### Aim
Without the pictures, can you quote each line below exactly?
---- Dataset extract
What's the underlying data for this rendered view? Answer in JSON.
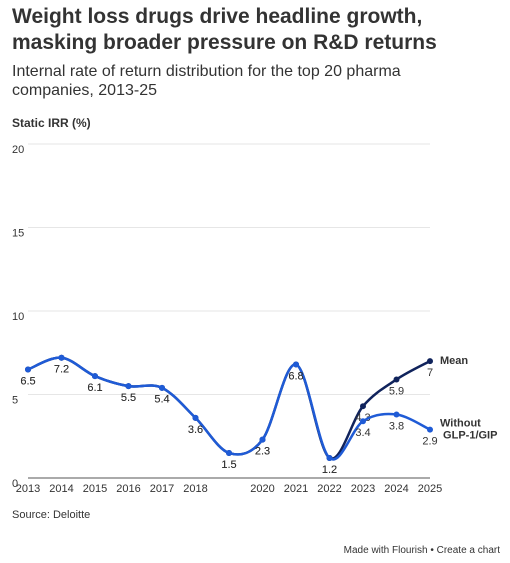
{
  "title": "Weight loss drugs drive headline growth, masking broader pressure on R&D returns",
  "subtitle": "Internal rate of return distribution for the top 20 pharma companies, 2013-25",
  "source": "Source: Deloitte",
  "footer": "Made with Flourish • Create a chart",
  "chart_data": {
    "type": "line",
    "y_label": "Static IRR (%)",
    "categories": [
      "2013",
      "2014",
      "2015",
      "2016",
      "2017",
      "2018",
      null,
      "2020",
      "2021",
      "2022",
      "2023",
      "2024",
      "2025"
    ],
    "series": [
      {
        "name": "Mean",
        "color": "#10235c",
        "values": [
          6.5,
          7.2,
          6.1,
          5.5,
          5.4,
          3.6,
          1.5,
          2.3,
          6.8,
          1.2,
          4.3,
          5.9,
          7
        ]
      },
      {
        "name": "Without GLP-1/GIP",
        "color": "#1f5bd6",
        "values": [
          6.5,
          7.2,
          6.1,
          5.5,
          5.4,
          3.6,
          1.5,
          2.3,
          6.8,
          1.2,
          3.4,
          3.8,
          2.9
        ]
      }
    ],
    "ylim": [
      0,
      20
    ],
    "yticks": [
      0,
      5,
      10,
      15,
      20
    ],
    "grid": true
  }
}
--------
### Worked answer
What's the underlying data for this rendered view? Answer in JSON.
{
  "title": "Weight loss drugs drive headline growth, masking broader pressure on R&D returns",
  "subtitle": "Internal rate of return distribution for the top 20 pharma companies, 2013-25",
  "source": "Source: Deloitte",
  "footer": "Made with Flourish • Create a chart",
  "chart_data": {
    "type": "line",
    "y_label": "Static IRR (%)",
    "categories": [
      "2013",
      "2014",
      "2015",
      "2016",
      "2017",
      "2018",
      null,
      "2020",
      "2021",
      "2022",
      "2023",
      "2024",
      "2025"
    ],
    "series": [
      {
        "name": "Mean",
        "color": "#10235c",
        "values": [
          6.5,
          7.2,
          6.1,
          5.5,
          5.4,
          3.6,
          1.5,
          2.3,
          6.8,
          1.2,
          4.3,
          5.9,
          7
        ]
      },
      {
        "name": "Without GLP-1/GIP",
        "color": "#1f5bd6",
        "values": [
          6.5,
          7.2,
          6.1,
          5.5,
          5.4,
          3.6,
          1.5,
          2.3,
          6.8,
          1.2,
          3.4,
          3.8,
          2.9
        ]
      }
    ],
    "ylim": [
      0,
      20
    ],
    "yticks": [
      0,
      5,
      10,
      15,
      20
    ],
    "grid": true
  }
}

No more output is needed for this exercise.